Repeat the listing in full, preserving every character.

Dataset listings of figures
============
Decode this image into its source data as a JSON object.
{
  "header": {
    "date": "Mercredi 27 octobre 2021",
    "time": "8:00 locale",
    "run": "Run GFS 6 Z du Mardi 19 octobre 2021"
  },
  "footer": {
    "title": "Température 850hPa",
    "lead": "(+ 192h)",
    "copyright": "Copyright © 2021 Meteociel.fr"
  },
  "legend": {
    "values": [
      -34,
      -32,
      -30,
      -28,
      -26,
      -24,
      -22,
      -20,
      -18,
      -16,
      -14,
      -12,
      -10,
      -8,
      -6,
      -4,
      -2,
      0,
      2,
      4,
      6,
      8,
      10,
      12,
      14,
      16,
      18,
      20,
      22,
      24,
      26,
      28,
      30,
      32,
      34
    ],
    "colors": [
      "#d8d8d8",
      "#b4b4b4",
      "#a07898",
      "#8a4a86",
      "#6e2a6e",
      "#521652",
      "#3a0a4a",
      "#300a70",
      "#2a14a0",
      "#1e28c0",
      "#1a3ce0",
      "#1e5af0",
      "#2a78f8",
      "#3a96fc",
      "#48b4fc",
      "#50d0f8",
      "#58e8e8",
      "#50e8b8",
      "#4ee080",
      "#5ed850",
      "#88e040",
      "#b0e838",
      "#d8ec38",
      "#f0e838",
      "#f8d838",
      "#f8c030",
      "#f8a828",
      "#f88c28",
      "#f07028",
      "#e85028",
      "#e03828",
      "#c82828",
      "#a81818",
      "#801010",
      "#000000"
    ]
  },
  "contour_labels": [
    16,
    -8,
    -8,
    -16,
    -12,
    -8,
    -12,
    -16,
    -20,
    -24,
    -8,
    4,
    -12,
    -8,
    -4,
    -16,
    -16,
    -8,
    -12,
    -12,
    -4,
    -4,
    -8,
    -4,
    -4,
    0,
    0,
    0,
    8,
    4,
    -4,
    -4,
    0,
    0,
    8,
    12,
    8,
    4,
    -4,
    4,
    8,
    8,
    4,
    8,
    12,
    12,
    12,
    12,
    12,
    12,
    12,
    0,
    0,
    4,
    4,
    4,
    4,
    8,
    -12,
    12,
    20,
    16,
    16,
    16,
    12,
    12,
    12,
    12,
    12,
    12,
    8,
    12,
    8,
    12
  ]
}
============
▶ _Answer to this task_
Decode this image into its source data as a JSON object.
{
  "header": {
    "date": "Mercredi 27 octobre 2021",
    "time": "8:00 locale",
    "run": "Run GFS 6 Z du Mardi 19 octobre 2021"
  },
  "footer": {
    "title": "Température 850hPa",
    "lead": "(+ 192h)",
    "copyright": "Copyright © 2021 Meteociel.fr"
  },
  "legend": {
    "values": [
      -34,
      -32,
      -30,
      -28,
      -26,
      -24,
      -22,
      -20,
      -18,
      -16,
      -14,
      -12,
      -10,
      -8,
      -6,
      -4,
      -2,
      0,
      2,
      4,
      6,
      8,
      10,
      12,
      14,
      16,
      18,
      20,
      22,
      24,
      26,
      28,
      30,
      32,
      34
    ],
    "colors": [
      "#d8d8d8",
      "#b4b4b4",
      "#a07898",
      "#8a4a86",
      "#6e2a6e",
      "#521652",
      "#3a0a4a",
      "#300a70",
      "#2a14a0",
      "#1e28c0",
      "#1a3ce0",
      "#1e5af0",
      "#2a78f8",
      "#3a96fc",
      "#48b4fc",
      "#50d0f8",
      "#58e8e8",
      "#50e8b8",
      "#4ee080",
      "#5ed850",
      "#88e040",
      "#b0e838",
      "#d8ec38",
      "#f0e838",
      "#f8d838",
      "#f8c030",
      "#f8a828",
      "#f88c28",
      "#f07028",
      "#e85028",
      "#e03828",
      "#c82828",
      "#a81818",
      "#801010",
      "#000000"
    ]
  },
  "contour_labels": [
    16,
    -8,
    -8,
    -16,
    -12,
    -8,
    -12,
    -16,
    -20,
    -24,
    -8,
    4,
    -12,
    -8,
    -4,
    -16,
    -16,
    -8,
    -12,
    -12,
    -4,
    -4,
    -8,
    -4,
    -4,
    0,
    0,
    0,
    8,
    4,
    -4,
    -4,
    0,
    0,
    8,
    12,
    8,
    4,
    -4,
    4,
    8,
    8,
    4,
    8,
    12,
    12,
    12,
    12,
    12,
    12,
    12,
    0,
    0,
    4,
    4,
    4,
    4,
    8,
    -12,
    12,
    20,
    16,
    16,
    16,
    12,
    12,
    12,
    12,
    12,
    12,
    8,
    12,
    8,
    12
  ]
}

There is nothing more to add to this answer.